Each entry must be given again exactly; images do not belong in the copy.

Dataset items

━━━━

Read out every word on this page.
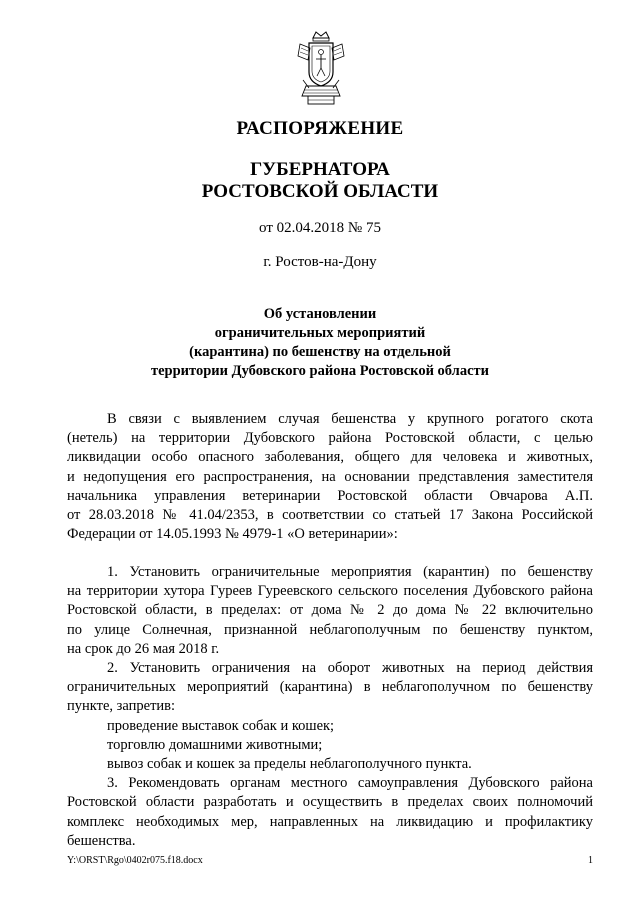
РАСПОРЯЖЕНИЕ
ГУБЕРНАТОРА
РОСТОВСКОЙ ОБЛАСТИ
от 02.04.2018 № 75
г. Ростов-на-Дону
Об установлении
ограничительных мероприятий
(карантина) по бешенству на отдельной
территории Дубовского района Ростовской области
В связи с выявлением случая бешенства у крупного рогатого скота
(нетель) на территории Дубовского района Ростовской области, с целью
ликвидации особо опасного заболевания, общего для человека и животных,
и недопущения его распространения, на основании представления заместителя
начальника управления ветеринарии Ростовской области Овчарова А.П.
от 28.03.2018 № 41.04/2353, в соответствии со статьей 17 Закона Российской
Федерации от 14.05.1993 № 4979-1 «О ветеринарии»:
1. Установить ограничительные мероприятия (карантин) по бешенству
на территории хутора Гуреев Гуреевского сельского поселения Дубовского района
Ростовской области, в пределах: от дома № 2 до дома № 22 включительно
по улице Солнечная, признанной неблагополучным по бешенству пунктом,
на срок до 26 мая 2018 г.
2. Установить ограничения на оборот животных на период действия
ограничительных мероприятий (карантина) в неблагополучном по бешенству
пункте, запретив:
проведение выставок собак и кошек;
торговлю домашними животными;
вывоз собак и кошек за пределы неблагополучного пункта.
3. Рекомендовать органам местного самоуправления Дубовского района
Ростовской области разработать и осуществить в пределах своих полномочий
комплекс необходимых мер, направленных на ликвидацию и профилактику
бешенства.
Y:\ORST\Rgo\0402r075.f18.docx	1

━━━━

Exercise result:
Read out every word on this page.
РАСПОРЯЖЕНИЕ
ГУБЕРНАТОРА
РОСТОВСКОЙ ОБЛАСТИ
от 02.04.2018 № 75
г. Ростов-на-Дону
Об установлении
ограничительных мероприятий
(карантина) по бешенству на отдельной
территории Дубовского района Ростовской области
В связи с выявлением случая бешенства у крупного рогатого скота
(нетель) на территории Дубовского района Ростовской области, с целью
ликвидации особо опасного заболевания, общего для человека и животных,
и недопущения его распространения, на основании представления заместителя
начальника управления ветеринарии Ростовской области Овчарова А.П.
от 28.03.2018 № 41.04/2353, в соответствии со статьей 17 Закона Российской
Федерации от 14.05.1993 № 4979-1 «О ветеринарии»:
1. Установить ограничительные мероприятия (карантин) по бешенству
на территории хутора Гуреев Гуреевского сельского поселения Дубовского района
Ростовской области, в пределах: от дома № 2 до дома № 22 включительно
по улице Солнечная, признанной неблагополучным по бешенству пунктом,
на срок до 26 мая 2018 г.
2. Установить ограничения на оборот животных на период действия
ограничительных мероприятий (карантина) в неблагополучном по бешенству
пункте, запретив:
проведение выставок собак и кошек;
торговлю домашними животными;
вывоз собак и кошек за пределы неблагополучного пункта.
3. Рекомендовать органам местного самоуправления Дубовского района
Ростовской области разработать и осуществить в пределах своих полномочий
комплекс необходимых мер, направленных на ликвидацию и профилактику
бешенства.
Y:\ORST\Rgo\0402r075.f18.docx	1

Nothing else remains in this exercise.